**Textauszug:**
Während meines zweiten Jahres in Harvard fanden meine Eltern heraus, dass ich heimlich von Betriebswirtschaft zu Wirtschaftspolitik gewechselt hatte. Nun, Wirtschaftspolitik ist im Grunde genommen nichts anderes als reine Theorie – Theorien über Marx und über Keynes, Theorien der Linken und der Rechten, Theorien die kondensieren und verdampfen wie Schwaden in Äther, die flüstern und heulen wie weitgereiste Winde. Aber Schwaden kann man nicht essen und Wind nicht verkaufen, und als meinen Eltern bewusst wurde, dass ich Theorien studierte, die keinerlei broterwerbsfördernde Qualitäten besaßen, durchtrennten sie sofort und ohne jegliche Benachrichtigung durch einen Telefonanruf oder wenigstens eine Email die uns verbindende finanzielle Nabelschnur und ich stand alleine da, empört, und unfähig, meine Studiengebühren zu zahlen, ganz zu schweigen von Miete und allem anderem. Heute sehe ich, wie sehr meine Eltern damals Recht hatten und bin ihnen für ihre Reaktion äußerst dankbar.

**Aufgabe:**
Schreiben Sie den Textauszug über den heimlichen Wechsel des Studienfachs in Harvard weiter, und zwar im Anschluss an seinen letzten Satz. Die Zeilen darunter werden für die Bearbeitung nicht gebraucht.

**Daten zur Prüfung:**
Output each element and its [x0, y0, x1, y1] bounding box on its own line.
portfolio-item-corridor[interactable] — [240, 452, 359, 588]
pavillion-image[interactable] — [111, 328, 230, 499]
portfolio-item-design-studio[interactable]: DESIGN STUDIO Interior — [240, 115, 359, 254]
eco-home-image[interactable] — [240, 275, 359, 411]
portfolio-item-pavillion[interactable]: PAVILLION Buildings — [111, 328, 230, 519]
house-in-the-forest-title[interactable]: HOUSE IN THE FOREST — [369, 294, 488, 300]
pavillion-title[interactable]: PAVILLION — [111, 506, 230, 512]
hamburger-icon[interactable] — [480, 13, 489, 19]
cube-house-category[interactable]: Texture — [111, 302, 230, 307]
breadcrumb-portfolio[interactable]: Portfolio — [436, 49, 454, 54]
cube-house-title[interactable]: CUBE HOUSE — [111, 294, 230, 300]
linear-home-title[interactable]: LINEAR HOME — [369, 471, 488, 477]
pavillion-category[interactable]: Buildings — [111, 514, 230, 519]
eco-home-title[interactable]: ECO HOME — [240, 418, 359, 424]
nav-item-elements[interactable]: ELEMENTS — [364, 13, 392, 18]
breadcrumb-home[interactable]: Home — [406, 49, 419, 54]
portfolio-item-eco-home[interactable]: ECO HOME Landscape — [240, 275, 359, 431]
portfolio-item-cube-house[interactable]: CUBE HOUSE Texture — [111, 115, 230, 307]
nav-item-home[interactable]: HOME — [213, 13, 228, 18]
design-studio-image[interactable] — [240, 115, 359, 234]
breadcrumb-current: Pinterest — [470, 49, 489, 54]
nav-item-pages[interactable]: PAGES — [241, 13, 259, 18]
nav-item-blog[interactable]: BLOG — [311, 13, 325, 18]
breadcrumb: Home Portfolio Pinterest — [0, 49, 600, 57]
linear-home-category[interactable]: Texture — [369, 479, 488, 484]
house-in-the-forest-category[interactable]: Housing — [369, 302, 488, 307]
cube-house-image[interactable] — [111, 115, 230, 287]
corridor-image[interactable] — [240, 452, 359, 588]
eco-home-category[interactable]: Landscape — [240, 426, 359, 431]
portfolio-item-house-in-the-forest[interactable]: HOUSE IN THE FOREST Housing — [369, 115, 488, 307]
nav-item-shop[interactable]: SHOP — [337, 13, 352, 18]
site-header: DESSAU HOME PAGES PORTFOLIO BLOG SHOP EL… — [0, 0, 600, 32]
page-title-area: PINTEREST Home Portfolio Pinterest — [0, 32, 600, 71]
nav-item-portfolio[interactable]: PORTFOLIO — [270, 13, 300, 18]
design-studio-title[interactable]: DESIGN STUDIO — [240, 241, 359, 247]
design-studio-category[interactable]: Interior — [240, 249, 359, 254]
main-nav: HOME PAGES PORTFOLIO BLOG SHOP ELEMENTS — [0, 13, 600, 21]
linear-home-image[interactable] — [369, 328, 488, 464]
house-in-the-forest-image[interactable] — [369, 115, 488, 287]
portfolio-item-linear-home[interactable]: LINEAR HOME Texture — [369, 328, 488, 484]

**Antwort:**
Aber zurück zu meiner Studienzeit: warum hatte ich überhaupt mein Hauptfach gewechselt? Ich wusste, Sie würden diese Frage stellen! Er hieß Sebastian und war einer von diesen unkonventionellen Künstlertypen, Sie wissen schon. Er meinte, Betriebswirtschaft sei etwas für die materialistisch Veranlagten und geistig Verkümmerten, für emotionale Geizhälse und politische Philister. Sebastian nannte mich Pfenniglecker und Markthure, beschuldigte mich, den Mammon zu huldigen. Gleichzeitig sagte Sebastian, dass er mich liebte, und immer lieben würde, ganz gleich was ich auch tun würde, und verbrachte Stunden damit, meinen Körper zu entdecken. Für Sebastian oder für den Idealismus, mit dem er seine Gehirnwäsche an mir vollzog, wechselte ich mein Hauptfach. Kurze Zeit später war mein Konto zur finanziellen Wüste ausgetrocknet, und ich konnte es mir nicht mehr leisten, ihn ins ‚Le Couteau d’Or’ einzuladen oder ihn mit hübschen bunten Schals zu überraschen. Nach einer Weile konnte ich nicht mal mehr mit ihm ins Kino gehen, später musste ich sogar meinen Wagen verkaufen und mir Geld für Lebensmittel und öffentliche Verkehrsmittel bei ihm leihen. Um Haaresbreite wurde ich aus meinem Apartment herausgeworfen. Und er ließ mich fallen, machte Schluss mit mir trotz der ganzen sirupsüßen Reden über Geist, bedingungslose Liebe, Unabhängigkeit von materialistischen Normen und Werten.

„Du verlässt mich, weil ich kein Geld habe“, sagte ich zu ihm.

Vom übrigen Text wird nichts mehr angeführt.